## Stated goal
Write out all of the material below again, replacing "UI element" with "interface element" and keeping everything else unchanged.

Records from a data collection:
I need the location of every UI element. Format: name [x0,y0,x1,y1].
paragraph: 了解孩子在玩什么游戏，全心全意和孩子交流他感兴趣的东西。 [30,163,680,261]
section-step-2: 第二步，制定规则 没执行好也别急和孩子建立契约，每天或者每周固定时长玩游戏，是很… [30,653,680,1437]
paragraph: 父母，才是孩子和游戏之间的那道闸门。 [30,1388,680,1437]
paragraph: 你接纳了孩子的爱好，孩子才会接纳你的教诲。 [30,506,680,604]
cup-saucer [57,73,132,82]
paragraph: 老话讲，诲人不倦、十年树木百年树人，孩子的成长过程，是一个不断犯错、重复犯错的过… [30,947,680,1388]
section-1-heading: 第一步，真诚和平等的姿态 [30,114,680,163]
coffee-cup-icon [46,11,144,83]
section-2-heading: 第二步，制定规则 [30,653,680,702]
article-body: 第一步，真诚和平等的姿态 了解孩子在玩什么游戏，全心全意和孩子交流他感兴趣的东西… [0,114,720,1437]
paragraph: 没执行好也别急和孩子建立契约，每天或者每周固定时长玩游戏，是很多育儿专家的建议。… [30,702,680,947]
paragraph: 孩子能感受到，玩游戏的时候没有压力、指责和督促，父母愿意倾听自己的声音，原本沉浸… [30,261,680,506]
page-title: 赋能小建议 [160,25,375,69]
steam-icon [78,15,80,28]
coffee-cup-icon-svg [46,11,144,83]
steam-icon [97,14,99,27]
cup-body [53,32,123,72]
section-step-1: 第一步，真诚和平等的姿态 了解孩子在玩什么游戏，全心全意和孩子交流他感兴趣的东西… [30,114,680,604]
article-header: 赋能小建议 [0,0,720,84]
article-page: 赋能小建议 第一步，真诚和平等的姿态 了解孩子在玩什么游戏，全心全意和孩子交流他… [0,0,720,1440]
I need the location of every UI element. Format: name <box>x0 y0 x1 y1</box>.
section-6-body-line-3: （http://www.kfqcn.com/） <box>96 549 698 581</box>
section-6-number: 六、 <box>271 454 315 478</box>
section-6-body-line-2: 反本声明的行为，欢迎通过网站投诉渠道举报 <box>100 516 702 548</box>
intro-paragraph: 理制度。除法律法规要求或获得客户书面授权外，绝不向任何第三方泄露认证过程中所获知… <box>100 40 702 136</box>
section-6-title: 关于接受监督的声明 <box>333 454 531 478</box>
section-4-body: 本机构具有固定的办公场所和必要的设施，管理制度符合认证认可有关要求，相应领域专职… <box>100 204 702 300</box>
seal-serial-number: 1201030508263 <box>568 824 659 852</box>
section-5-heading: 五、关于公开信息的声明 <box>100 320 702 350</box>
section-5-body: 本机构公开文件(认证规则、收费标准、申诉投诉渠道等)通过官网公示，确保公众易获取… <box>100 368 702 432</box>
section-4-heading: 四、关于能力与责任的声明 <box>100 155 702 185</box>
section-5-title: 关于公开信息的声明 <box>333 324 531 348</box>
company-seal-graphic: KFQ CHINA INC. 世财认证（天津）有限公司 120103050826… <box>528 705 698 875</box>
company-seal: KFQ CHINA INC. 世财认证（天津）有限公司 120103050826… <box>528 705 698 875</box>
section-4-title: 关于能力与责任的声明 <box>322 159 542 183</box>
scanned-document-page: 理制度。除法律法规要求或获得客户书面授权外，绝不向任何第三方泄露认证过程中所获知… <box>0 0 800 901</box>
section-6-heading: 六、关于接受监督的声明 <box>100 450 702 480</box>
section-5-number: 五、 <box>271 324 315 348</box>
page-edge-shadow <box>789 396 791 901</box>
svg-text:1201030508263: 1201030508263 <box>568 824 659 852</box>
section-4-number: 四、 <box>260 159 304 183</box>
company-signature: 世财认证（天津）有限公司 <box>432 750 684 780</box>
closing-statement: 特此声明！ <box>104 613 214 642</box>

## The result
I need the location of every interface element. Format: name [x0,y0,x1,y1].
paragraph: 了解孩子在玩什么游戏，全心全意和孩子交流他感兴趣的东西。 [30,163,680,261]
section-step-2: 第二步，制定规则 没执行好也别急和孩子建立契约，每天或者每周固定时长玩游戏，是很… [30,653,680,1437]
paragraph: 父母，才是孩子和游戏之间的那道闸门。 [30,1388,680,1437]
paragraph: 你接纳了孩子的爱好，孩子才会接纳你的教诲。 [30,506,680,604]
cup-saucer [57,73,132,82]
paragraph: 老话讲，诲人不倦、十年树木百年树人，孩子的成长过程，是一个不断犯错、重复犯错的过… [30,947,680,1388]
section-1-heading: 第一步，真诚和平等的姿态 [30,114,680,163]
coffee-cup-icon [46,11,144,83]
section-2-heading: 第二步，制定规则 [30,653,680,702]
article-body: 第一步，真诚和平等的姿态 了解孩子在玩什么游戏，全心全意和孩子交流他感兴趣的东西… [0,114,720,1437]
paragraph: 没执行好也别急和孩子建立契约，每天或者每周固定时长玩游戏，是很多育儿专家的建议。… [30,702,680,947]
paragraph: 孩子能感受到，玩游戏的时候没有压力、指责和督促，父母愿意倾听自己的声音，原本沉浸… [30,261,680,506]
page-title: 赋能小建议 [160,25,375,69]
steam-icon [78,15,80,28]
coffee-cup-icon-svg [46,11,144,83]
steam-icon [97,14,99,27]
cup-body [53,32,123,72]
section-step-1: 第一步，真诚和平等的姿态 了解孩子在玩什么游戏，全心全意和孩子交流他感兴趣的东西… [30,114,680,604]
article-header: 赋能小建议 [0,0,720,84]
article-page: 赋能小建议 第一步，真诚和平等的姿态 了解孩子在玩什么游戏，全心全意和孩子交流他… [0,0,720,1440]
I need the location of every interface element. Format: name <box>x0 y0 x1 y1</box>.
section-6-body-line-3: （http://www.kfqcn.com/） <box>96 549 698 581</box>
section-6-number: 六、 <box>271 454 315 478</box>
section-6-body-line-2: 反本声明的行为，欢迎通过网站投诉渠道举报 <box>100 516 702 548</box>
intro-paragraph: 理制度。除法律法规要求或获得客户书面授权外，绝不向任何第三方泄露认证过程中所获知… <box>100 40 702 136</box>
section-6-title: 关于接受监督的声明 <box>333 454 531 478</box>
section-4-body: 本机构具有固定的办公场所和必要的设施，管理制度符合认证认可有关要求，相应领域专职… <box>100 204 702 300</box>
seal-serial-number: 1201030508263 <box>568 824 659 852</box>
section-5-heading: 五、关于公开信息的声明 <box>100 320 702 350</box>
section-5-body: 本机构公开文件(认证规则、收费标准、申诉投诉渠道等)通过官网公示，确保公众易获取… <box>100 368 702 432</box>
section-4-heading: 四、关于能力与责任的声明 <box>100 155 702 185</box>
section-5-title: 关于公开信息的声明 <box>333 324 531 348</box>
company-seal-graphic: KFQ CHINA INC. 世财认证（天津）有限公司 120103050826… <box>528 705 698 875</box>
company-seal: KFQ CHINA INC. 世财认证（天津）有限公司 120103050826… <box>528 705 698 875</box>
section-4-title: 关于能力与责任的声明 <box>322 159 542 183</box>
scanned-document-page: 理制度。除法律法规要求或获得客户书面授权外，绝不向任何第三方泄露认证过程中所获知… <box>0 0 800 901</box>
section-6-heading: 六、关于接受监督的声明 <box>100 450 702 480</box>
section-5-number: 五、 <box>271 324 315 348</box>
page-edge-shadow <box>789 396 791 901</box>
svg-text:1201030508263: 1201030508263 <box>568 824 659 852</box>
section-4-number: 四、 <box>260 159 304 183</box>
company-signature: 世财认证（天津）有限公司 <box>432 750 684 780</box>
closing-statement: 特此声明！ <box>104 613 214 642</box>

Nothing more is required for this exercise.